Assignment » Pull every line from the records that has the word "bottom" in it.

------------------------------------------------------------------------

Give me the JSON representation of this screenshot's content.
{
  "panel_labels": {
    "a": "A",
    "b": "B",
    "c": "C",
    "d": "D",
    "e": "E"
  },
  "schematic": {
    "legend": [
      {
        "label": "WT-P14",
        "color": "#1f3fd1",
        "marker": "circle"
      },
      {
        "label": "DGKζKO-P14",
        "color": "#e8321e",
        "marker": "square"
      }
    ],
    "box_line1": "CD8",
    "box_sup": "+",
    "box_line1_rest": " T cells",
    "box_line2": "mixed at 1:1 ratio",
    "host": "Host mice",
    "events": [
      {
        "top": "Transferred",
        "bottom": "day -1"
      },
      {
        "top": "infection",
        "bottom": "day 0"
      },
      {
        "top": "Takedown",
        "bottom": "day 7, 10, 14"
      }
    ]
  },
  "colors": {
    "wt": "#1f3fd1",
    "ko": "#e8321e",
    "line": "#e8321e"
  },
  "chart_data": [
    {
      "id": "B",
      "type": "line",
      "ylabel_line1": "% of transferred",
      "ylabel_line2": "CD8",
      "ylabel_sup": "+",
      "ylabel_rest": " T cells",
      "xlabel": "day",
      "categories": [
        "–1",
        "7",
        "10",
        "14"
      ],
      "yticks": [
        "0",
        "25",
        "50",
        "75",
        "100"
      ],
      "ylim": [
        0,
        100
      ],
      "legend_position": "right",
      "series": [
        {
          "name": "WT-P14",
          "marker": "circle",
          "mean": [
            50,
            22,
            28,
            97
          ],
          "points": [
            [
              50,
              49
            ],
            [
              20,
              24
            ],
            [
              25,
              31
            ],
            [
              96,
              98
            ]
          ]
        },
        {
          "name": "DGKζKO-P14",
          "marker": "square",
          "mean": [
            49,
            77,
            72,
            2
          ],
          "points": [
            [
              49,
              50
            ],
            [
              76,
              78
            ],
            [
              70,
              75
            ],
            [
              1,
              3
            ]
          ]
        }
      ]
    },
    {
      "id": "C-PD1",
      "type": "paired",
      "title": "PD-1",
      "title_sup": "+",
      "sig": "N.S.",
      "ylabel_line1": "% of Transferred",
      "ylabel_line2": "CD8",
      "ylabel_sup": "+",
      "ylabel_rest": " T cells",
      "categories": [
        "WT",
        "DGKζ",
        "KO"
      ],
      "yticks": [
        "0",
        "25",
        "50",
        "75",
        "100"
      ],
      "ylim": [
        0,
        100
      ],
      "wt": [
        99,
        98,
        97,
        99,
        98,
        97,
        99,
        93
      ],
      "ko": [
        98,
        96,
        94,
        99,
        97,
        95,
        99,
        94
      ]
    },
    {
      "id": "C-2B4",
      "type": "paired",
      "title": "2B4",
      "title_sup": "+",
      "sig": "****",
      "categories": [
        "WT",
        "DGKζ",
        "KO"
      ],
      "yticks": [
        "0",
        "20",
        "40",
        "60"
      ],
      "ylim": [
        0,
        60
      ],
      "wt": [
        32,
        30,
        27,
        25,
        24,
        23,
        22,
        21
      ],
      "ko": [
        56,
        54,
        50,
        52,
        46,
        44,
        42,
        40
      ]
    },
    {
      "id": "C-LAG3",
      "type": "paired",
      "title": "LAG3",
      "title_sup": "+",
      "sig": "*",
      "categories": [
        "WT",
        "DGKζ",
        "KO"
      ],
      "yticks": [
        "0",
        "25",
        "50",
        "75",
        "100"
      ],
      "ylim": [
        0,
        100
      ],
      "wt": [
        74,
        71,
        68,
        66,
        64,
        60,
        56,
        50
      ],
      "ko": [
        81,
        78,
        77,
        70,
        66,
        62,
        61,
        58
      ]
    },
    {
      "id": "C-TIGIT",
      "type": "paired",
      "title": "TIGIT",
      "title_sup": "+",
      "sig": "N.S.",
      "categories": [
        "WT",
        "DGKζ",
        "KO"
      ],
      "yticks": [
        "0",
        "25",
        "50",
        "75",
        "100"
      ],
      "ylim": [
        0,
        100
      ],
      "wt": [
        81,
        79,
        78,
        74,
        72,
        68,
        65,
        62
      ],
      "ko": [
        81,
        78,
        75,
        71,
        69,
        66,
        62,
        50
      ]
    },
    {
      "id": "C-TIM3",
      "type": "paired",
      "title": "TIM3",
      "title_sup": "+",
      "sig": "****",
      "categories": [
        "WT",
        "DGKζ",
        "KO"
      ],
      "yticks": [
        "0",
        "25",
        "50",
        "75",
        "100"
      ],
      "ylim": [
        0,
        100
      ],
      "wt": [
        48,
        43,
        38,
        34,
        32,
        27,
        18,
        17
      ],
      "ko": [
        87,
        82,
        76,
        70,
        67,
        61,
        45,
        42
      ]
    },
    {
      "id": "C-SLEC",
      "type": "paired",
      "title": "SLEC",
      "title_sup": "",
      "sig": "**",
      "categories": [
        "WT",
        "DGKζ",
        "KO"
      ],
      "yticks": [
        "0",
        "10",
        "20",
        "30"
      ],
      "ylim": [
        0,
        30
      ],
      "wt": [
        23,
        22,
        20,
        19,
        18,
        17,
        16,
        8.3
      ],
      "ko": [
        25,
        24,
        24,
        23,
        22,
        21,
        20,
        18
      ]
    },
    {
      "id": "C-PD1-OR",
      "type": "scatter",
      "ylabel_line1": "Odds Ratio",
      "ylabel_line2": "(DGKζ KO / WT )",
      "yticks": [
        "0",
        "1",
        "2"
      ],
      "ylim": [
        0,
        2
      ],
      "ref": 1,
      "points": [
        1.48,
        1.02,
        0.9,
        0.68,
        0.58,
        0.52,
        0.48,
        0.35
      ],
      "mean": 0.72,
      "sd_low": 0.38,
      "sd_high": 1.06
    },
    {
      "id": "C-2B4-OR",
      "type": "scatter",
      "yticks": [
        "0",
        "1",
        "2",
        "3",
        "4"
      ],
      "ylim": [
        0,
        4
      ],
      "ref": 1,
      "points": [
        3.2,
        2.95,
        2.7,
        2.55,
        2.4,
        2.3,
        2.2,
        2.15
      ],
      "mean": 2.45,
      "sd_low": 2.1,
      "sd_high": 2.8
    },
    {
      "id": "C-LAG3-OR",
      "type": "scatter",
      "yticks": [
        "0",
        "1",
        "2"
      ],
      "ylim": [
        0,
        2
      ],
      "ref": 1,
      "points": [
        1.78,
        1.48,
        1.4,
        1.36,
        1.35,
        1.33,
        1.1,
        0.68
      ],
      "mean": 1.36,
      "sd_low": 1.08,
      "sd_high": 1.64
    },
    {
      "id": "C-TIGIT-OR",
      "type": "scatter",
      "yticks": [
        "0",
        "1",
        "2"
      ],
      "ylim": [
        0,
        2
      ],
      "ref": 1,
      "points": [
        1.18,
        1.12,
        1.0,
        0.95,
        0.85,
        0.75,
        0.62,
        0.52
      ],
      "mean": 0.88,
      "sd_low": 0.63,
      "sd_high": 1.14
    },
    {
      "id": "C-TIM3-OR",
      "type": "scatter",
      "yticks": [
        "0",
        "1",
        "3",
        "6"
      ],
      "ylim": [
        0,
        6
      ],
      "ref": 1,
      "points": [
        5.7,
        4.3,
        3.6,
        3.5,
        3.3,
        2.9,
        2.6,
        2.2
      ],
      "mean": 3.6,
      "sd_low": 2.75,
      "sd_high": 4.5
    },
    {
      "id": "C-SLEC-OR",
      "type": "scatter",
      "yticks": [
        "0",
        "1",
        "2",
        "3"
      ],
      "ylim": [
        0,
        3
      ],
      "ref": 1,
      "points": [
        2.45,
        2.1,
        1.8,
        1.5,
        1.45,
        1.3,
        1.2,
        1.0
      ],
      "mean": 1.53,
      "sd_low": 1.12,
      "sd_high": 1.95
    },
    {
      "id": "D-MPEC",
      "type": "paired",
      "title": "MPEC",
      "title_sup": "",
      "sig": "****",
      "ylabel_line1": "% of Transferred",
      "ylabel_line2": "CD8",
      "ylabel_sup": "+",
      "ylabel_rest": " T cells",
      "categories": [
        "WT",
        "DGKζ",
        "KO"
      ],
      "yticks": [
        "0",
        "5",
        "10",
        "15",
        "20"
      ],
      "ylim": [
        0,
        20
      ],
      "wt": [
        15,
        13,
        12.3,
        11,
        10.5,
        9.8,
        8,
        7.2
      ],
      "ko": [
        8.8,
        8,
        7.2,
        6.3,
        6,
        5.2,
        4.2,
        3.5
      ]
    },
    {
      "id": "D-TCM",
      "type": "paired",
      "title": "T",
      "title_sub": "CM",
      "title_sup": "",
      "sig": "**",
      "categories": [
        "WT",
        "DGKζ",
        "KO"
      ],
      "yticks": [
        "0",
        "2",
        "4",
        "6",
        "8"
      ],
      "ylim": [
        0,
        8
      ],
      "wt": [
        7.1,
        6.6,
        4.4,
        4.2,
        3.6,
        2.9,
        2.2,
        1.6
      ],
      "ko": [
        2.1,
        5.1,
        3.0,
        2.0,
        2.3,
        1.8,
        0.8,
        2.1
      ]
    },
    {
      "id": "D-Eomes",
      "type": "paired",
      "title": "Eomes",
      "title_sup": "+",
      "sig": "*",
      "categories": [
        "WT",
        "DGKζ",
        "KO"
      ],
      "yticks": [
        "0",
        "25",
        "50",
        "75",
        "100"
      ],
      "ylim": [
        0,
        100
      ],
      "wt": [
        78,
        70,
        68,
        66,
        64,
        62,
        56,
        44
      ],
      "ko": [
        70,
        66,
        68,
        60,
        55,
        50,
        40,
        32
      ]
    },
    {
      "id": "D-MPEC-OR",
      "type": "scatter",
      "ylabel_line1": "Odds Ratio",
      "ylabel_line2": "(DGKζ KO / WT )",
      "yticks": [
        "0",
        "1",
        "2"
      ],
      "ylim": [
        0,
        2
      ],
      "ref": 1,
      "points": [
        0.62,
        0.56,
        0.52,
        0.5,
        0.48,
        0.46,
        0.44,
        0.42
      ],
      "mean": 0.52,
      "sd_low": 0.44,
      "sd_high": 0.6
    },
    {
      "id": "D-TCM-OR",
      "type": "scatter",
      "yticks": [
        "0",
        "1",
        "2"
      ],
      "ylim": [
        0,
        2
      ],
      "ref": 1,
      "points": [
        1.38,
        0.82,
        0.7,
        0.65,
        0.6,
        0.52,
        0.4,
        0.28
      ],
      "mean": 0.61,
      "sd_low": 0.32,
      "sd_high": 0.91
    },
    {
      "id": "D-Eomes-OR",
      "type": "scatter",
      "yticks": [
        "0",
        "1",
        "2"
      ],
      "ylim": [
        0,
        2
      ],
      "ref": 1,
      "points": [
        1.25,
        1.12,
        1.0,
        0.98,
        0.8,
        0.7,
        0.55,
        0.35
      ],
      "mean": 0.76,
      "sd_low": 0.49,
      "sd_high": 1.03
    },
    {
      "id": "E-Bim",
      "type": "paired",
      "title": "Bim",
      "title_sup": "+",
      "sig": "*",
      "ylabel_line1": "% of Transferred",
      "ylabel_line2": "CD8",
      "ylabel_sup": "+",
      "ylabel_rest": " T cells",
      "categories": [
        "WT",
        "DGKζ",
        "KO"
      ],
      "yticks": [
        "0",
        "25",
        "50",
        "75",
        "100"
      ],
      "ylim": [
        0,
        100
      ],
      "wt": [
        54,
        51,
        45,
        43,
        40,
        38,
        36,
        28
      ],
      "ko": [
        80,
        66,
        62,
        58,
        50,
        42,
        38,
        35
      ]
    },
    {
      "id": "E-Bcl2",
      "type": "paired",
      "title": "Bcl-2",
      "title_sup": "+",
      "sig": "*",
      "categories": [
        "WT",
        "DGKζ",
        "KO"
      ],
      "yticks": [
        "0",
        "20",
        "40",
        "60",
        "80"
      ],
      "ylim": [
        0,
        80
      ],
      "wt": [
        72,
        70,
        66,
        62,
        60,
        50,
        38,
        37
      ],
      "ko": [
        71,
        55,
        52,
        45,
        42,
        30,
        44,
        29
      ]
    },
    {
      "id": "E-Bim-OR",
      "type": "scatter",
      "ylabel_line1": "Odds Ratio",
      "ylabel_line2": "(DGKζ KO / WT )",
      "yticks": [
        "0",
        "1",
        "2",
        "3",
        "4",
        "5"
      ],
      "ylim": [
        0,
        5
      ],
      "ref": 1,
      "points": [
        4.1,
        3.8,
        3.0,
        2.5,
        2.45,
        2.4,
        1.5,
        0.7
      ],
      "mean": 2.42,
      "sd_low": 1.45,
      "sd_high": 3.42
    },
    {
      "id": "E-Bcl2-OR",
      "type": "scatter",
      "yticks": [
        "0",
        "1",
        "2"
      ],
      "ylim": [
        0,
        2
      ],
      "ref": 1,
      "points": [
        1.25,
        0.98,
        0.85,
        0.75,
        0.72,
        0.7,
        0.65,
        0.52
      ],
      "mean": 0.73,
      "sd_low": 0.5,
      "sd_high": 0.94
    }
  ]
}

------------------------------------------------------------------------

Answer box »
        "bottom": "day -1"
        "bottom": "day 0"
        "bottom": "day 7, 10, 14"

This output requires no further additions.